If, however, the optionee sells the shares before the expiration of the
requisite holding period, the optionee will be deemed to have made a
"disqualifying disposition" of the shares and will realize ordinary income in
the year of disposition in an amount equal to the excess, if any, of (a) the
lesser of the fair market value of such shares on the exercise date or the
amount realized on disposition of the shares over (b) the option price of the
shares. In the event of a disqualifying disposition, the Company will be
entitled to a federal tax deduction in the year of disposition of the shares in
the amount of the ordinary income realized by the optionee. If stock acquired
pursuant to the exercise of a non-qualified stock option is subsequently sold,
any gain or loss on the sale will be taxed as a capital gain or loss.
 
     Under certain circumstances, directors and officers of the Company who are
subject to Section 16(b) of the Securities Exchange Act are not taxed at the
time of the exercise of an incentive stock option, but are taxed on the
difference between the market value on the earlier date of disposition of the
shares or the date the
 
                                       15
<PAGE>   19
 
Section 16(b) restrictions lapse (usually six months after exercise) and the
purchase price. In such a case, the capital gains holding period does not begin
to run until the Section 16(b) restrictions lapse.

# INFORMATION PROVIDED

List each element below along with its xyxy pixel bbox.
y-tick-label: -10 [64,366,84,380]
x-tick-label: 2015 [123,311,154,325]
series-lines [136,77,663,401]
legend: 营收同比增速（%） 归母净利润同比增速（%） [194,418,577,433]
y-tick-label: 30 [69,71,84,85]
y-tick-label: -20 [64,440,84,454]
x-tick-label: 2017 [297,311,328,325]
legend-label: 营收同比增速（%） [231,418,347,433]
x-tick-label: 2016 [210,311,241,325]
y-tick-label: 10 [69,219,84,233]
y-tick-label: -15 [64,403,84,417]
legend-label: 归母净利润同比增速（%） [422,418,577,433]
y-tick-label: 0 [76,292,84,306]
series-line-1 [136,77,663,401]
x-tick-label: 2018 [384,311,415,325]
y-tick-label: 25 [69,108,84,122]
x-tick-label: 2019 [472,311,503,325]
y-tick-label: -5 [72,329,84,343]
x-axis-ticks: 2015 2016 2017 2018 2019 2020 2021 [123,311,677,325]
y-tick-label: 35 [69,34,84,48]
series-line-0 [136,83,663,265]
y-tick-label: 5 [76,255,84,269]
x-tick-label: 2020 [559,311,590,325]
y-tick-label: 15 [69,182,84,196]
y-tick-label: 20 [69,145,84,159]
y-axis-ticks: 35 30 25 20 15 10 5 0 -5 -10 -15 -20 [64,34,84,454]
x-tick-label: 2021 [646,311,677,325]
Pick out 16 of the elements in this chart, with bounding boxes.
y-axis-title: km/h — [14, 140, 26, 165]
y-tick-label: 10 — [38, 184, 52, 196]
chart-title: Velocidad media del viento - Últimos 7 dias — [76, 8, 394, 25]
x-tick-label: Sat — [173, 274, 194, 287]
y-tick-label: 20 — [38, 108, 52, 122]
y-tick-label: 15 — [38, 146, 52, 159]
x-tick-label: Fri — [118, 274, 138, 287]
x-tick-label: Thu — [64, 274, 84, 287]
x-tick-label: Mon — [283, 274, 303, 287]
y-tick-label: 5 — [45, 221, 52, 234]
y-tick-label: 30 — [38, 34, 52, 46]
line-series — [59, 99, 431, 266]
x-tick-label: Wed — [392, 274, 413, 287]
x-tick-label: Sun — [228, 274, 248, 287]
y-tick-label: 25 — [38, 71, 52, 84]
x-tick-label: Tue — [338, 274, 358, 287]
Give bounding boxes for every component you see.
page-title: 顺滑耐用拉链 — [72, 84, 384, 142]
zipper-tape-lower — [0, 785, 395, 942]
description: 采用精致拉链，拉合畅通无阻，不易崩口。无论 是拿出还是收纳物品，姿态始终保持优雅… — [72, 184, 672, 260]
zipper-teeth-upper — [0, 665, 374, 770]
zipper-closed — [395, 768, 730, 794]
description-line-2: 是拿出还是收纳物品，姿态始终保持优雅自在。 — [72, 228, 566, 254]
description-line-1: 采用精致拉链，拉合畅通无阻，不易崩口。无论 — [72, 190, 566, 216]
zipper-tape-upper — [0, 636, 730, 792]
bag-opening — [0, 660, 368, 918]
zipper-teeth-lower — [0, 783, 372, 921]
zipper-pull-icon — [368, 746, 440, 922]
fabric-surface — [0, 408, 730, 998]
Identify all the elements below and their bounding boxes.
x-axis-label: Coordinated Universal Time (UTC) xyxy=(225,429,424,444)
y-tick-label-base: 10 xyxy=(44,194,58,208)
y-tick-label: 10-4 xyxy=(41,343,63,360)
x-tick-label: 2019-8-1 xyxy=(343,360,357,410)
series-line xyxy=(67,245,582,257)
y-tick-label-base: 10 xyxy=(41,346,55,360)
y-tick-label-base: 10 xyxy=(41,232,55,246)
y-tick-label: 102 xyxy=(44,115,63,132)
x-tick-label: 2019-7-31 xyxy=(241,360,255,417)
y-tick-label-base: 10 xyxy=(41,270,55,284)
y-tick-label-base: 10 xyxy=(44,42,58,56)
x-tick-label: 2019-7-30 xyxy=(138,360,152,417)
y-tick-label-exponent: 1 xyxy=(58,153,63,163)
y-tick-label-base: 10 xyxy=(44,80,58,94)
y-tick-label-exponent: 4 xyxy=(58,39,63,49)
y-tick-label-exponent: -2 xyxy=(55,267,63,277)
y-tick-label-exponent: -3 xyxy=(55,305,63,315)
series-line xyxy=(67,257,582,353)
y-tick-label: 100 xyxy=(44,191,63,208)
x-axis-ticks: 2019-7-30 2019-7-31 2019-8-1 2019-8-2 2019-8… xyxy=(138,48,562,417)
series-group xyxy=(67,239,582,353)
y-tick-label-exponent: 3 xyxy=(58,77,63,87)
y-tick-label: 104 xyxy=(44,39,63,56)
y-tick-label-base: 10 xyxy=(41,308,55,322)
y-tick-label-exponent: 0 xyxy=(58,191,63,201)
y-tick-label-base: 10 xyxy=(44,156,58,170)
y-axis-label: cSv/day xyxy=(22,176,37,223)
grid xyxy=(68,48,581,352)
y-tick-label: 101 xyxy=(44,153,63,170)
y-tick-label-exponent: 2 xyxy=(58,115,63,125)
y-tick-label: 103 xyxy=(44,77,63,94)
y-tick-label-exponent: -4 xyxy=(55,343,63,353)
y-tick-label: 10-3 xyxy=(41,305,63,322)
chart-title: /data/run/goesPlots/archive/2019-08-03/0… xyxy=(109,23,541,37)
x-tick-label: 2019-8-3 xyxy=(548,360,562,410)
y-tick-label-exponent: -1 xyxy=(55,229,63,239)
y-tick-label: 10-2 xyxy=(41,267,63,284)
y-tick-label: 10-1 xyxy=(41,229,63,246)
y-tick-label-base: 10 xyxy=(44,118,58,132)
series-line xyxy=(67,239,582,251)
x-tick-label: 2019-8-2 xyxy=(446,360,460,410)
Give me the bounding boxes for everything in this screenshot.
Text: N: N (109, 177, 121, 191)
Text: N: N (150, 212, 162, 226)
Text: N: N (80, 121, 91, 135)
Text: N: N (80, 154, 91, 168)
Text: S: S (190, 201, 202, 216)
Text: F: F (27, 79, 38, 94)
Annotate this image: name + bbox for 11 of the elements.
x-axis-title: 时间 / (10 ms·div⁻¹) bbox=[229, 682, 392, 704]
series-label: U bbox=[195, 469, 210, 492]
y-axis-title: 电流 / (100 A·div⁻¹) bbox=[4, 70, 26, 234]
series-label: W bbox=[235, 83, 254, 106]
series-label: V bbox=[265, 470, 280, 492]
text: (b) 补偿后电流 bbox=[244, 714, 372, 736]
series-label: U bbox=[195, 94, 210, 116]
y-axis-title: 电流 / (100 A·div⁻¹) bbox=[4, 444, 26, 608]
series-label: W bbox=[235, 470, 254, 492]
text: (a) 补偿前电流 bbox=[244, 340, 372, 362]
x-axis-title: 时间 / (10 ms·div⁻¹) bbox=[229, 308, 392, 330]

# REQUIREMENT 1
Translate this sentence from the passage on stock option taxation into Spanish: "In such a case, the capital gains holding period does not begin to run until the Section 16(b) restrictions lapse."
# REQUIREMENT 2
In the entries, from their first line through the line containing "description: 采用精致拉链，拉合畅通无阻，不易崩口。无论 是拿出还是收纳物品，姿态始终保持优雅…", inclusive, swap every "y-tick-label" for "y-axis-label" and leave everything else unchanged. Return only those lines.
The passage on stock option taxation and the entries have no connection to each other.

# EXERCISE SOLUTION 1
En tal caso, el período de tenencia para las ganancias de capital no comienza a correr hasta que caducan las restricciones de la Sección 16(b).

# EXERCISE SOLUTION 2
List each element below along with its xyxy pixel bbox.
y-axis-label: -10 [64,366,84,380]
x-tick-label: 2015 [123,311,154,325]
series-lines [136,77,663,401]
legend: 营收同比增速（%） 归母净利润同比增速（%） [194,418,577,433]
y-axis-label: 30 [69,71,84,85]
y-axis-label: -20 [64,440,84,454]
x-tick-label: 2017 [297,311,328,325]
legend-label: 营收同比增速（%） [231,418,347,433]
x-tick-label: 2016 [210,311,241,325]
y-axis-label: 10 [69,219,84,233]
y-axis-label: -15 [64,403,84,417]
legend-label: 归母净利润同比增速（%） [422,418,577,433]
y-axis-label: 0 [76,292,84,306]
series-line-1 [136,77,663,401]
x-tick-label: 2018 [384,311,415,325]
y-axis-label: 25 [69,108,84,122]
x-tick-label: 2019 [472,311,503,325]
y-axis-label: -5 [72,329,84,343]
x-axis-ticks: 2015 2016 2017 2018 2019 2020 2021 [123,311,677,325]
y-axis-label: 35 [69,34,84,48]
series-line-0 [136,83,663,265]
y-axis-label: 5 [76,255,84,269]
x-tick-label: 2020 [559,311,590,325]
y-axis-label: 15 [69,182,84,196]
y-axis-label: 20 [69,145,84,159]
y-axis-ticks: 35 30 25 20 15 10 5 0 -5 -10 -15 -20 [64,34,84,454]
x-tick-label: 2021 [646,311,677,325]
Pick out 16 of the elements in this chart, with bounding boxes.
y-axis-title: km/h — [14, 140, 26, 165]
y-axis-label: 10 — [38, 184, 52, 196]
chart-title: Velocidad media del viento - Últimos 7 dias — [76, 8, 394, 25]
x-tick-label: Sat — [173, 274, 194, 287]
y-axis-label: 20 — [38, 108, 52, 122]
y-axis-label: 15 — [38, 146, 52, 159]
x-tick-label: Fri — [118, 274, 138, 287]
x-tick-label: Thu — [64, 274, 84, 287]
x-tick-label: Mon — [283, 274, 303, 287]
y-axis-label: 5 — [45, 221, 52, 234]
y-axis-label: 30 — [38, 34, 52, 46]
line-series — [59, 99, 431, 266]
x-tick-label: Wed — [392, 274, 413, 287]
x-tick-label: Sun — [228, 274, 248, 287]
y-axis-label: 25 — [38, 71, 52, 84]
x-tick-label: Tue — [338, 274, 358, 287]
Give bounding boxes for every component you see.
page-title: 顺滑耐用拉链 — [72, 84, 384, 142]
zipper-tape-lower — [0, 785, 395, 942]
description: 采用精致拉链，拉合畅通无阻，不易崩口。无论 是拿出还是收纳物品，姿态始终保持优雅… — [72, 184, 672, 260]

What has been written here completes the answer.